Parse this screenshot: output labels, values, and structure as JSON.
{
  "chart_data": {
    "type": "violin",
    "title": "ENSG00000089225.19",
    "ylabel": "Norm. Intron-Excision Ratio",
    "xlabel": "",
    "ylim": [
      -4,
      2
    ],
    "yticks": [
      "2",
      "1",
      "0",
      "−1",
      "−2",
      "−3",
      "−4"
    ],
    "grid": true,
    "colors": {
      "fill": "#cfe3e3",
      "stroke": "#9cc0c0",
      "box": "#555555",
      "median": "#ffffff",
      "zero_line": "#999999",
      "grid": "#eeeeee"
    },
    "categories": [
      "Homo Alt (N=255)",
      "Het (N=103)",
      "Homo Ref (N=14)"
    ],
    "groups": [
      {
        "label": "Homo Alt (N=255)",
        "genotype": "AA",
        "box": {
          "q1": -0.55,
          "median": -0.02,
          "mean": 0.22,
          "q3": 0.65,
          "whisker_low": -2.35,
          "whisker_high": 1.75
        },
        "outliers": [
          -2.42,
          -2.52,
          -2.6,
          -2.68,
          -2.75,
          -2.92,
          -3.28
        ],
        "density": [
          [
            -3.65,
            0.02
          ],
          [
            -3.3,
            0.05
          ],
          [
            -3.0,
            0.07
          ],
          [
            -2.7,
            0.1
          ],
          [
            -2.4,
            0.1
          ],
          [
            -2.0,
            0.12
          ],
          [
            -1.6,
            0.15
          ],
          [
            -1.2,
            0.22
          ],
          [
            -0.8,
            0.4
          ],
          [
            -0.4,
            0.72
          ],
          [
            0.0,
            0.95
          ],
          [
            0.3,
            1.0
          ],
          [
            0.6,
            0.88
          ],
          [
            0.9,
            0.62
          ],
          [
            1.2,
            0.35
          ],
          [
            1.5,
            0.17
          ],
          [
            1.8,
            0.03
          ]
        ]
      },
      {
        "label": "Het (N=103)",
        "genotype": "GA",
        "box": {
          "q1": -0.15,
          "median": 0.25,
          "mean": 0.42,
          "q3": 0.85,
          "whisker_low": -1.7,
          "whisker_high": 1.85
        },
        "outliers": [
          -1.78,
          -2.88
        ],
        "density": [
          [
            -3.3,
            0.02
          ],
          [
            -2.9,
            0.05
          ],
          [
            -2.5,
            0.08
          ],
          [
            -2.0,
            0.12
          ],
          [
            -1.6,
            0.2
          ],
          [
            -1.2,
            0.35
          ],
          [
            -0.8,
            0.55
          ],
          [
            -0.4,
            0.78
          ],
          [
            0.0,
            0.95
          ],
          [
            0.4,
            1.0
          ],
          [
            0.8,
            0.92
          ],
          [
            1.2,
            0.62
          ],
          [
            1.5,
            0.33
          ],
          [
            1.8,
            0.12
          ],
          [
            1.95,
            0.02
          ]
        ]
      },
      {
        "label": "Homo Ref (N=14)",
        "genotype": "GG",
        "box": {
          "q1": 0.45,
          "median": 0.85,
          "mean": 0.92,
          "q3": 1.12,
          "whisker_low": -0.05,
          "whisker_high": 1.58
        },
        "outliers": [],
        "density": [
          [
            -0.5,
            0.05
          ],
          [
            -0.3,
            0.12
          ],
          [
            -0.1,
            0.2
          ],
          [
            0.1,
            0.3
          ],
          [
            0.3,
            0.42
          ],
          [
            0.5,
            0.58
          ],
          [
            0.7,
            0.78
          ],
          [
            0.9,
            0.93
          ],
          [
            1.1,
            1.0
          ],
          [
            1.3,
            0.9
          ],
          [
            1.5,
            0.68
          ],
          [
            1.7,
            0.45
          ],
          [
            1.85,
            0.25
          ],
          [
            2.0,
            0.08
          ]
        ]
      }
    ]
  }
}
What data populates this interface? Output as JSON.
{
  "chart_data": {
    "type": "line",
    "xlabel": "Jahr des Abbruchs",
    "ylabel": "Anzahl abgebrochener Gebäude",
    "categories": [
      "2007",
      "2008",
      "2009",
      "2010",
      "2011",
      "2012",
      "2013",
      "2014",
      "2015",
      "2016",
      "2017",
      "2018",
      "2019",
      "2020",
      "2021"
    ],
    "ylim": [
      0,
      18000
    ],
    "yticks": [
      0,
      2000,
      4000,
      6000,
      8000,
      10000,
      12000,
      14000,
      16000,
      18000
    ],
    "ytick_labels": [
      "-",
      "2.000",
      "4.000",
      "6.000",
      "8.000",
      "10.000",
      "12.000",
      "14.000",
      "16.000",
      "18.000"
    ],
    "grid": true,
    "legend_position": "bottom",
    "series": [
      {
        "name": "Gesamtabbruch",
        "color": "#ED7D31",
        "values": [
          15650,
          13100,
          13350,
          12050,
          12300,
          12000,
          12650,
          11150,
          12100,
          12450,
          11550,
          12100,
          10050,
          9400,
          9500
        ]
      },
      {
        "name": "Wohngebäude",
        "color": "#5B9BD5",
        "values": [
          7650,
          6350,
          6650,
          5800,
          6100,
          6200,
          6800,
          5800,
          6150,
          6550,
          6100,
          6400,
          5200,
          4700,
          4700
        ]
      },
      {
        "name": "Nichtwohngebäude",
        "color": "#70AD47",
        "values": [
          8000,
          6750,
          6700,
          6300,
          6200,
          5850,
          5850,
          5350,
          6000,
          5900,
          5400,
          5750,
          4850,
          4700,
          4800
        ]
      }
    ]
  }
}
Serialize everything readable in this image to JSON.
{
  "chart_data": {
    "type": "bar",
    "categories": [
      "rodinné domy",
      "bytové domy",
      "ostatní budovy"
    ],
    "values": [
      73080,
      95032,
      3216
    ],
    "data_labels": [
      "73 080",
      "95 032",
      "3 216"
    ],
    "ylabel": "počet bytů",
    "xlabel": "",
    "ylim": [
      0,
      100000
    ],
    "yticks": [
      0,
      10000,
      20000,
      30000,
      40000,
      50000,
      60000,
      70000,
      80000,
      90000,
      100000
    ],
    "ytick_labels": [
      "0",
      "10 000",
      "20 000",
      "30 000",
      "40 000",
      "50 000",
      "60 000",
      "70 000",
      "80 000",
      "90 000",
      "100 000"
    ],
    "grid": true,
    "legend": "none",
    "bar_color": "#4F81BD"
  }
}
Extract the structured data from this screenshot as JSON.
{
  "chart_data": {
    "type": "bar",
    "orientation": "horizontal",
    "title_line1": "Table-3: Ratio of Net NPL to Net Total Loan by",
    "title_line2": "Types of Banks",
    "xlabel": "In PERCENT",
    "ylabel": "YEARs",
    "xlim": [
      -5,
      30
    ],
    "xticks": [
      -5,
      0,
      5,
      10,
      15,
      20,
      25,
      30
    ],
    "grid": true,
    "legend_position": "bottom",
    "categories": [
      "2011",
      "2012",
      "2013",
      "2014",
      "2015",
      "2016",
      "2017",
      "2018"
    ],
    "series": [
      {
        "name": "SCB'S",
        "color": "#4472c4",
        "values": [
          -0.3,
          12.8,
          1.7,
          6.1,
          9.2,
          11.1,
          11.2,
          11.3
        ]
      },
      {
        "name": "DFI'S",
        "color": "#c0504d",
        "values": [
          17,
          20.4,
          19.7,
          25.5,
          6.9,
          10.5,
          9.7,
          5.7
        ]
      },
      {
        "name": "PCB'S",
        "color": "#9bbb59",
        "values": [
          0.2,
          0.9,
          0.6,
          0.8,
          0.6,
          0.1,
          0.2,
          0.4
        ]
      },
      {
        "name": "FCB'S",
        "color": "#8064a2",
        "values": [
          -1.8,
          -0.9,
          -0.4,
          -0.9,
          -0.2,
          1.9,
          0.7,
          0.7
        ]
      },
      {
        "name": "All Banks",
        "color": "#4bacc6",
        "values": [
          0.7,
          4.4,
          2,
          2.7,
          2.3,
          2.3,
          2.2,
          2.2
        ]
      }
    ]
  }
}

Requirements >> Please repeat the listing above in full and exactly.

Solution for this exercise >>
Parse this screenshot: output labels, values, and structure as JSON.
{
  "chart_data": {
    "type": "violin",
    "title": "ENSG00000089225.19",
    "ylabel": "Norm. Intron-Excision Ratio",
    "xlabel": "",
    "ylim": [
      -4,
      2
    ],
    "yticks": [
      "2",
      "1",
      "0",
      "−1",
      "−2",
      "−3",
      "−4"
    ],
    "grid": true,
    "colors": {
      "fill": "#cfe3e3",
      "stroke": "#9cc0c0",
      "box": "#555555",
      "median": "#ffffff",
      "zero_line": "#999999",
      "grid": "#eeeeee"
    },
    "categories": [
      "Homo Alt (N=255)",
      "Het (N=103)",
      "Homo Ref (N=14)"
    ],
    "groups": [
      {
        "label": "Homo Alt (N=255)",
        "genotype": "AA",
        "box": {
          "q1": -0.55,
          "median": -0.02,
          "mean": 0.22,
          "q3": 0.65,
          "whisker_low": -2.35,
          "whisker_high": 1.75
        },
        "outliers": [
          -2.42,
          -2.52,
          -2.6,
          -2.68,
          -2.75,
          -2.92,
          -3.28
        ],
        "density": [
          [
            -3.65,
            0.02
          ],
          [
            -3.3,
            0.05
          ],
          [
            -3.0,
            0.07
          ],
          [
            -2.7,
            0.1
          ],
          [
            -2.4,
            0.1
          ],
          [
            -2.0,
            0.12
          ],
          [
            -1.6,
            0.15
          ],
          [
            -1.2,
            0.22
          ],
          [
            -0.8,
            0.4
          ],
          [
            -0.4,
            0.72
          ],
          [
            0.0,
            0.95
          ],
          [
            0.3,
            1.0
          ],
          [
            0.6,
            0.88
          ],
          [
            0.9,
            0.62
          ],
          [
            1.2,
            0.35
          ],
          [
            1.5,
            0.17
          ],
          [
            1.8,
            0.03
          ]
        ]
      },
      {
        "label": "Het (N=103)",
        "genotype": "GA",
        "box": {
          "q1": -0.15,
          "median": 0.25,
          "mean": 0.42,
          "q3": 0.85,
          "whisker_low": -1.7,
          "whisker_high": 1.85
        },
        "outliers": [
          -1.78,
          -2.88
        ],
        "density": [
          [
            -3.3,
            0.02
          ],
          [
            -2.9,
            0.05
          ],
          [
            -2.5,
            0.08
          ],
          [
            -2.0,
            0.12
          ],
          [
            -1.6,
            0.2
          ],
          [
            -1.2,
            0.35
          ],
          [
            -0.8,
            0.55
          ],
          [
            -0.4,
            0.78
          ],
          [
            0.0,
            0.95
          ],
          [
            0.4,
            1.0
          ],
          [
            0.8,
            0.92
          ],
          [
            1.2,
            0.62
          ],
          [
            1.5,
            0.33
          ],
          [
            1.8,
            0.12
          ],
          [
            1.95,
            0.02
          ]
        ]
      },
      {
        "label": "Homo Ref (N=14)",
        "genotype": "GG",
        "box": {
          "q1": 0.45,
          "median": 0.85,
          "mean": 0.92,
          "q3": 1.12,
          "whisker_low": -0.05,
          "whisker_high": 1.58
        },
        "outliers": [],
        "density": [
          [
            -0.5,
            0.05
          ],
          [
            -0.3,
            0.12
          ],
          [
            -0.1,
            0.2
          ],
          [
            0.1,
            0.3
          ],
          [
            0.3,
            0.42
          ],
          [
            0.5,
            0.58
          ],
          [
            0.7,
            0.78
          ],
          [
            0.9,
            0.93
          ],
          [
            1.1,
            1.0
          ],
          [
            1.3,
            0.9
          ],
          [
            1.5,
            0.68
          ],
          [
            1.7,
            0.45
          ],
          [
            1.85,
            0.25
          ],
          [
            2.0,
            0.08
          ]
        ]
      }
    ]
  }
}
What data populates this interface? Output as JSON.
{
  "chart_data": {
    "type": "line",
    "xlabel": "Jahr des Abbruchs",
    "ylabel": "Anzahl abgebrochener Gebäude",
    "categories": [
      "2007",
      "2008",
      "2009",
      "2010",
      "2011",
      "2012",
      "2013",
      "2014",
      "2015",
      "2016",
      "2017",
      "2018",
      "2019",
      "2020",
      "2021"
    ],
    "ylim": [
      0,
      18000
    ],
    "yticks": [
      0,
      2000,
      4000,
      6000,
      8000,
      10000,
      12000,
      14000,
      16000,
      18000
    ],
    "ytick_labels": [
      "-",
      "2.000",
      "4.000",
      "6.000",
      "8.000",
      "10.000",
      "12.000",
      "14.000",
      "16.000",
      "18.000"
    ],
    "grid": true,
    "legend_position": "bottom",
    "series": [
      {
        "name": "Gesamtabbruch",
        "color": "#ED7D31",
        "values": [
          15650,
          13100,
          13350,
          12050,
          12300,
          12000,
          12650,
          11150,
          12100,
          12450,
          11550,
          12100,
          10050,
          9400,
          9500
        ]
      },
      {
        "name": "Wohngebäude",
        "color": "#5B9BD5",
        "values": [
          7650,
          6350,
          6650,
          5800,
          6100,
          6200,
          6800,
          5800,
          6150,
          6550,
          6100,
          6400,
          5200,
          4700,
          4700
        ]
      },
      {
        "name": "Nichtwohngebäude",
        "color": "#70AD47",
        "values": [
          8000,
          6750,
          6700,
          6300,
          6200,
          5850,
          5850,
          5350,
          6000,
          5900,
          5400,
          5750,
          4850,
          4700,
          4800
        ]
      }
    ]
  }
}
Serialize everything readable in this image to JSON.
{
  "chart_data": {
    "type": "bar",
    "categories": [
      "rodinné domy",
      "bytové domy",
      "ostatní budovy"
    ],
    "values": [
      73080,
      95032,
      3216
    ],
    "data_labels": [
      "73 080",
      "95 032",
      "3 216"
    ],
    "ylabel": "počet bytů",
    "xlabel": "",
    "ylim": [
      0,
      100000
    ],
    "yticks": [
      0,
      10000,
      20000,
      30000,
      40000,
      50000,
      60000,
      70000,
      80000,
      90000,
      100000
    ],
    "ytick_labels": [
      "0",
      "10 000",
      "20 000",
      "30 000",
      "40 000",
      "50 000",
      "60 000",
      "70 000",
      "80 000",
      "90 000",
      "100 000"
    ],
    "grid": true,
    "legend": "none",
    "bar_color": "#4F81BD"
  }
}
Extract the structured data from this screenshot as JSON.
{
  "chart_data": {
    "type": "bar",
    "orientation": "horizontal",
    "title_line1": "Table-3: Ratio of Net NPL to Net Total Loan by",
    "title_line2": "Types of Banks",
    "xlabel": "In PERCENT",
    "ylabel": "YEARs",
    "xlim": [
      -5,
      30
    ],
    "xticks": [
      -5,
      0,
      5,
      10,
      15,
      20,
      25,
      30
    ],
    "grid": true,
    "legend_position": "bottom",
    "categories": [
      "2011",
      "2012",
      "2013",
      "2014",
      "2015",
      "2016",
      "2017",
      "2018"
    ],
    "series": [
      {
        "name": "SCB'S",
        "color": "#4472c4",
        "values": [
          -0.3,
          12.8,
          1.7,
          6.1,
          9.2,
          11.1,
          11.2,
          11.3
        ]
      },
      {
        "name": "DFI'S",
        "color": "#c0504d",
        "values": [
          17,
          20.4,
          19.7,
          25.5,
          6.9,
          10.5,
          9.7,
          5.7
        ]
      },
      {
        "name": "PCB'S",
        "color": "#9bbb59",
        "values": [
          0.2,
          0.9,
          0.6,
          0.8,
          0.6,
          0.1,
          0.2,
          0.4
        ]
      },
      {
        "name": "FCB'S",
        "color": "#8064a2",
        "values": [
          -1.8,
          -0.9,
          -0.4,
          -0.9,
          -0.2,
          1.9,
          0.7,
          0.7
        ]
      },
      {
        "name": "All Banks",
        "color": "#4bacc6",
        "values": [
          0.7,
          4.4,
          2,
          2.7,
          2.3,
          2.3,
          2.2,
          2.2
        ]
      }
    ]
  }
}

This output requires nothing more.